• Problem statement
Your answer should be a single number: the count of lines in the material below that hold "título".
# # #
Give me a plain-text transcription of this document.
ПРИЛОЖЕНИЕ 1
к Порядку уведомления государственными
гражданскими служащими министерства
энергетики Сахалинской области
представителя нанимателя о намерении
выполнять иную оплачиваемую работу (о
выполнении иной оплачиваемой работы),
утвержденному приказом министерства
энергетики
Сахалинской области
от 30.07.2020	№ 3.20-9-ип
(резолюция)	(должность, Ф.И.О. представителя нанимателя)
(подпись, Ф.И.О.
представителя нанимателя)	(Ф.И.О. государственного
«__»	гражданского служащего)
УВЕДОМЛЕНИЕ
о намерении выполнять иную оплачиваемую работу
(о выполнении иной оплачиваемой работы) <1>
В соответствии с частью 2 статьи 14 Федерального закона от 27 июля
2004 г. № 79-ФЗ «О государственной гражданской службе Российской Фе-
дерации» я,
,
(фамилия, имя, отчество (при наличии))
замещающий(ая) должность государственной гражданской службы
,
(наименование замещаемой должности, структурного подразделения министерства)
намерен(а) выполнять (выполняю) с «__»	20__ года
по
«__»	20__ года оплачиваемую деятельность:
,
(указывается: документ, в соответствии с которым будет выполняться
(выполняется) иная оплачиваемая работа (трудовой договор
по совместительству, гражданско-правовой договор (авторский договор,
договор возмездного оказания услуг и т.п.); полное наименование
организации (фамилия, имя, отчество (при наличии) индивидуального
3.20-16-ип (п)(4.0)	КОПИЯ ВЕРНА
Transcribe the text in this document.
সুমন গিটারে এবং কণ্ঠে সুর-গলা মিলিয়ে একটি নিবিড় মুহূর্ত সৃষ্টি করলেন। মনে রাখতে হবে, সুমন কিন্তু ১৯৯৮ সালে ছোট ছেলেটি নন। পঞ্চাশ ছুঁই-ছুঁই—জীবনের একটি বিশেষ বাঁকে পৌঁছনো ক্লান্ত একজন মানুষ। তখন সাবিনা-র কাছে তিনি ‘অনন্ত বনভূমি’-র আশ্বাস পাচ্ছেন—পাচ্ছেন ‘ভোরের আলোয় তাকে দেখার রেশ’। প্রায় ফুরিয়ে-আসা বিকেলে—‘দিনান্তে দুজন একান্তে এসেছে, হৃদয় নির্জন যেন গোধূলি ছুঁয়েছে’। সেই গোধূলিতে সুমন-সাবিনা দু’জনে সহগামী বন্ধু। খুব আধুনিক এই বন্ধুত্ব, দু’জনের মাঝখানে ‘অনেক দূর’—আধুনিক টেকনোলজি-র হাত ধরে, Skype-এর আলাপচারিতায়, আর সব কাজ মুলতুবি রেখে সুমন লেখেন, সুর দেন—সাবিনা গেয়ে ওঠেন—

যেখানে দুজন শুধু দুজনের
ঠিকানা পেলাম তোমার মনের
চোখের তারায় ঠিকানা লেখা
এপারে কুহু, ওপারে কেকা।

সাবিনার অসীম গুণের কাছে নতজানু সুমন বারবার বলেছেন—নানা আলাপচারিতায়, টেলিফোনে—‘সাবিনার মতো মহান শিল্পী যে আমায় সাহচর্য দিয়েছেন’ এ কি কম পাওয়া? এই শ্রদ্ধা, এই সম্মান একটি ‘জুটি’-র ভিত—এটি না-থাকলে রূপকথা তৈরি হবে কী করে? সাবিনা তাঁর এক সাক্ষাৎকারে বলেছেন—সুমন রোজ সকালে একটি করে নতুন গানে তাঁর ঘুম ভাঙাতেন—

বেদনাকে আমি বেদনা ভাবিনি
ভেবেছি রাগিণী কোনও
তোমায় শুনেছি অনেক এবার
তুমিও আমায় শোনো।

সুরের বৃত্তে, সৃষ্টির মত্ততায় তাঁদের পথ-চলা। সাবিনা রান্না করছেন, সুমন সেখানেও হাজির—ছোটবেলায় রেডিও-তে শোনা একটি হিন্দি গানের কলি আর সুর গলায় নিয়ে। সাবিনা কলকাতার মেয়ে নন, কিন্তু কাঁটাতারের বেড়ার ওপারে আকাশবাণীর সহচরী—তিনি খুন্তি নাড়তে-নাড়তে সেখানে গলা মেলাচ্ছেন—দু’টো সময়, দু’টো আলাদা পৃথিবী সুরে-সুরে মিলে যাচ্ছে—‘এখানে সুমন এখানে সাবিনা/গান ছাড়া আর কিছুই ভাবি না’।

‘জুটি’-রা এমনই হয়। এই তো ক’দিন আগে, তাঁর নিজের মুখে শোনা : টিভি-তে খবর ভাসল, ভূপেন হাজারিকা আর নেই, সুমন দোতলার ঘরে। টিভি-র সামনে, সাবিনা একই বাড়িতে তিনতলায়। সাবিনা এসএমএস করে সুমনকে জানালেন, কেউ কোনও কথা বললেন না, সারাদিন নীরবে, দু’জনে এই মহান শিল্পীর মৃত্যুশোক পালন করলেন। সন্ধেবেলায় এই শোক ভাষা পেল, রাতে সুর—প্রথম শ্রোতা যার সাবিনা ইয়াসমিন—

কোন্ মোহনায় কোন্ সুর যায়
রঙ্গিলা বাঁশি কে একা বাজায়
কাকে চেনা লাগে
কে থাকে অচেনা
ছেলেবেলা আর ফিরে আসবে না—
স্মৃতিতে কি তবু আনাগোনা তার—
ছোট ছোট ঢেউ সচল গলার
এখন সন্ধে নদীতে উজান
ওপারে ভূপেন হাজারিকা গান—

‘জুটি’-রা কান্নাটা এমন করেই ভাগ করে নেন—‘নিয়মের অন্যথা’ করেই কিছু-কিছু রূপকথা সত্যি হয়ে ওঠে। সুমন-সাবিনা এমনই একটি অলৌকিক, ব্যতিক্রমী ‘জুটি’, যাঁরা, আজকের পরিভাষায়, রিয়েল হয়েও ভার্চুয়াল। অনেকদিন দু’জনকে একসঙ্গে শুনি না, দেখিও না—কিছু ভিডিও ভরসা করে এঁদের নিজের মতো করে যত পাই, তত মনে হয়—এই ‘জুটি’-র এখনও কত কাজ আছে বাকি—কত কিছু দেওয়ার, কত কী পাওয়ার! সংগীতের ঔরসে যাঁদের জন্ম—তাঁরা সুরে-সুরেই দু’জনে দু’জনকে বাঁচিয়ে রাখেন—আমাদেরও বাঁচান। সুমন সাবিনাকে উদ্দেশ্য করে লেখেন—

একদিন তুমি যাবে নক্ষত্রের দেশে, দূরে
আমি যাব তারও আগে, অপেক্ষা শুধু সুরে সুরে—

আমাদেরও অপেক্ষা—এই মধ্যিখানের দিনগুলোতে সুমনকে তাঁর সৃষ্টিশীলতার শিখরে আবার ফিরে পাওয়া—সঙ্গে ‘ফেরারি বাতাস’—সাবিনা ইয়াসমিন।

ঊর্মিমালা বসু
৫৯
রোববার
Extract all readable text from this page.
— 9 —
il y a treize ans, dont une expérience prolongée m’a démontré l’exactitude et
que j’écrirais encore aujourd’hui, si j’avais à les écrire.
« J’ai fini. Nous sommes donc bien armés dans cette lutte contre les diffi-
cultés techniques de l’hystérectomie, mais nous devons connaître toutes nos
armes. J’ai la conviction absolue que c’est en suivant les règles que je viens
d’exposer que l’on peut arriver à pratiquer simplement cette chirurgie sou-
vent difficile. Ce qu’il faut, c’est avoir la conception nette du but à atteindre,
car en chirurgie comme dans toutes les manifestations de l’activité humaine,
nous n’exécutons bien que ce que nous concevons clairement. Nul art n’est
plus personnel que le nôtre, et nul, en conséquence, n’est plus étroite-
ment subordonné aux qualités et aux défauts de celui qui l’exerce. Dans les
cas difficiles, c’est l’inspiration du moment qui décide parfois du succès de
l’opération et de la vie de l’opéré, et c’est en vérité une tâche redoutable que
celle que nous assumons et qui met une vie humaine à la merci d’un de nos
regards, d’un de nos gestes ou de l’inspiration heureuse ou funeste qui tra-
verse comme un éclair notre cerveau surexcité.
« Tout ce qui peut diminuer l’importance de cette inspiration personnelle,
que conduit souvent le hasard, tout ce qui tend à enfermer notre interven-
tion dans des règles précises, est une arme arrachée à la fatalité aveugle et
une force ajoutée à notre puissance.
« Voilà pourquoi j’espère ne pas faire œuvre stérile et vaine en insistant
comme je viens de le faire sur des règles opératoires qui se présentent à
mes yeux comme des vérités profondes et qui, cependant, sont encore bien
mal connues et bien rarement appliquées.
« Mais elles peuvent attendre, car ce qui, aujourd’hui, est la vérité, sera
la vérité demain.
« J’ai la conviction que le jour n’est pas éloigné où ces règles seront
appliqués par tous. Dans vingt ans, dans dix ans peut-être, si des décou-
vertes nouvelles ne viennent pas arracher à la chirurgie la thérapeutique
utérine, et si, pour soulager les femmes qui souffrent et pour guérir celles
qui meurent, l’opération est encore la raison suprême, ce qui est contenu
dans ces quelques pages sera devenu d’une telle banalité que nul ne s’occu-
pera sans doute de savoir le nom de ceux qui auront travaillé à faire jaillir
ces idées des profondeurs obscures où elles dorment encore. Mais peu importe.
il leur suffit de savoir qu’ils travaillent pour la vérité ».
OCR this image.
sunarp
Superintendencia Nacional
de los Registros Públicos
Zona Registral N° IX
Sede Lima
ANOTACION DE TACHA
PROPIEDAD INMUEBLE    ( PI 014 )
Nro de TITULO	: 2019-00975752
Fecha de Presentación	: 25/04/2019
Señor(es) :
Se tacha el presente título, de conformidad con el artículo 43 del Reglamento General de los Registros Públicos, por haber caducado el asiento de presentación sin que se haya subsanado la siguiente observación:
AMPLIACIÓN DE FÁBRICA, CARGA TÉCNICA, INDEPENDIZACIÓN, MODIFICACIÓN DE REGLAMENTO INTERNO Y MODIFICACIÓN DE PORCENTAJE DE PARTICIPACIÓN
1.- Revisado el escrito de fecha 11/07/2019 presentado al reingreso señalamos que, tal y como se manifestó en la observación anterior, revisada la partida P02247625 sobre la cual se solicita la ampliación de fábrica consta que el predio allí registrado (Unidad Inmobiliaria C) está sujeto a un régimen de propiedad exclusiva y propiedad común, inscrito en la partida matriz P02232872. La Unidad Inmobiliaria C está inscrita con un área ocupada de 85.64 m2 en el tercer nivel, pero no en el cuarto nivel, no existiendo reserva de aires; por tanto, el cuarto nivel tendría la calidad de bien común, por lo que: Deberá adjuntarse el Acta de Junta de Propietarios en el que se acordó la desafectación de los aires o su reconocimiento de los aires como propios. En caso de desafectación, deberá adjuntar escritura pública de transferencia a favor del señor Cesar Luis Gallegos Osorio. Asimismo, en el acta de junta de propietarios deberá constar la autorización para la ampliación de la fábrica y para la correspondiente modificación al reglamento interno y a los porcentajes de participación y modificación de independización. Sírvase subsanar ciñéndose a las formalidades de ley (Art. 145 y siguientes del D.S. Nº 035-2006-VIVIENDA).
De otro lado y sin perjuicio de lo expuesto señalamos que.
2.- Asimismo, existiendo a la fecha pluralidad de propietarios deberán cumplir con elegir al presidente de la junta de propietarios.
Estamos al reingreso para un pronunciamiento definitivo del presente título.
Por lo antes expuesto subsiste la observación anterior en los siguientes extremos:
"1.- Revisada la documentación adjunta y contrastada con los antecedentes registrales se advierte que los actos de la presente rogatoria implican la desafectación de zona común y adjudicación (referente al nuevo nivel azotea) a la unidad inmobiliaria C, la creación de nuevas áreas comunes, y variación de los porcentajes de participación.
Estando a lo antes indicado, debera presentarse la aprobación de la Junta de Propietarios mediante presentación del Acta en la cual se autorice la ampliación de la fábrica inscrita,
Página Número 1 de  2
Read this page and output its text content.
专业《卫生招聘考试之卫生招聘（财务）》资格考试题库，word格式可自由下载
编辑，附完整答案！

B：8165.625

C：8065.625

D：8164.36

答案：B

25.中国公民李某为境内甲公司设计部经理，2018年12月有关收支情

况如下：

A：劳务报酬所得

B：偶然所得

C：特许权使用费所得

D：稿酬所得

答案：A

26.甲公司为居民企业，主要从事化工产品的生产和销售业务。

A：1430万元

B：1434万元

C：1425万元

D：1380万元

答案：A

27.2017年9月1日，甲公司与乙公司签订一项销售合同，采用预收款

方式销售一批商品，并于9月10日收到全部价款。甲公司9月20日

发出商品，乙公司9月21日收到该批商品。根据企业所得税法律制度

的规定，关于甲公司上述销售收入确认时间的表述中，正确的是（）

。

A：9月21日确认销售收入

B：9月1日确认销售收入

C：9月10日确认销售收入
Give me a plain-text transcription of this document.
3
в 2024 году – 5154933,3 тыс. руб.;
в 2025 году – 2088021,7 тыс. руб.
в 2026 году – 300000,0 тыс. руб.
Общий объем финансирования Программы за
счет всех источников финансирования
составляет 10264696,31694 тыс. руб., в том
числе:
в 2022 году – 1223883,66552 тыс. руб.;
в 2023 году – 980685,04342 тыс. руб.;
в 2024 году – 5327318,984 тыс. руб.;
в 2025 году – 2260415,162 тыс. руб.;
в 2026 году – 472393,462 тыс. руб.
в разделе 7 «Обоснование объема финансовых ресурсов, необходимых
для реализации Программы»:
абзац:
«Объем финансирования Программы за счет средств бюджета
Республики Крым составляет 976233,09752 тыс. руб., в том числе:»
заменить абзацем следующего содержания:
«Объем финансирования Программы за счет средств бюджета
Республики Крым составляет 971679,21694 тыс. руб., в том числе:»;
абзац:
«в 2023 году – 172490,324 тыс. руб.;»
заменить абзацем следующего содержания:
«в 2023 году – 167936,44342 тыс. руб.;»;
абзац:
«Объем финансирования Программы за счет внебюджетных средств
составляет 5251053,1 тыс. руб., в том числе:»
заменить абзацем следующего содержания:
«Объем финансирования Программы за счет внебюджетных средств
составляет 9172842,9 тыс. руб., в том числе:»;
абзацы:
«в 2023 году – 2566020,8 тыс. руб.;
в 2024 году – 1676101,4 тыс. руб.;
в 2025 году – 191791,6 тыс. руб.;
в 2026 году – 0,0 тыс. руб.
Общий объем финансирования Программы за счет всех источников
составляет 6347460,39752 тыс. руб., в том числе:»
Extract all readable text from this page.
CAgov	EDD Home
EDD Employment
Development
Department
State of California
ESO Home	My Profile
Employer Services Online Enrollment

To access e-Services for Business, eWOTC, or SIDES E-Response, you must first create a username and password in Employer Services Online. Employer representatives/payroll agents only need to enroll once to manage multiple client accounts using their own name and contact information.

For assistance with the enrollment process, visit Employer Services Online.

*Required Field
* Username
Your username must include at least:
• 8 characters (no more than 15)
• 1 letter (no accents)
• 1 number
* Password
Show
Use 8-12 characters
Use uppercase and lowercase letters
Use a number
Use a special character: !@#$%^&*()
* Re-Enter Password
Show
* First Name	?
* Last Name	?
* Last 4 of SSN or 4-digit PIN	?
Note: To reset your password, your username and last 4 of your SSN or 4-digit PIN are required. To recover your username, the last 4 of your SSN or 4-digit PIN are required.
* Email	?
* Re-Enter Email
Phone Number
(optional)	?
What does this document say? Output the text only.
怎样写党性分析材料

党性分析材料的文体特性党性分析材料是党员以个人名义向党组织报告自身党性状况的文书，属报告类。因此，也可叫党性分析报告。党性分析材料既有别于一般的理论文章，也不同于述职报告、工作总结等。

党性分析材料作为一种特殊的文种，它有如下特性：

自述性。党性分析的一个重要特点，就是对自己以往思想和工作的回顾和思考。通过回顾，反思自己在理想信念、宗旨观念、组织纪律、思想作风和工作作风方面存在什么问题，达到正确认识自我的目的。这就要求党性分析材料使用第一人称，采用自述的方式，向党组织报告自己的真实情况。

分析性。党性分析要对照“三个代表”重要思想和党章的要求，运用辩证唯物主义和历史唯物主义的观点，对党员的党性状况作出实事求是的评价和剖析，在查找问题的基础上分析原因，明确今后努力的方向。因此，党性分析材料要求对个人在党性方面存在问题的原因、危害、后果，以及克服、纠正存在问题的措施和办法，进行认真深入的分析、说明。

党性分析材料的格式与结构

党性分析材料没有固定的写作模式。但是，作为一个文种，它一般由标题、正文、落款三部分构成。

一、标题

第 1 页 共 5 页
# # #
• Result of this exercise
2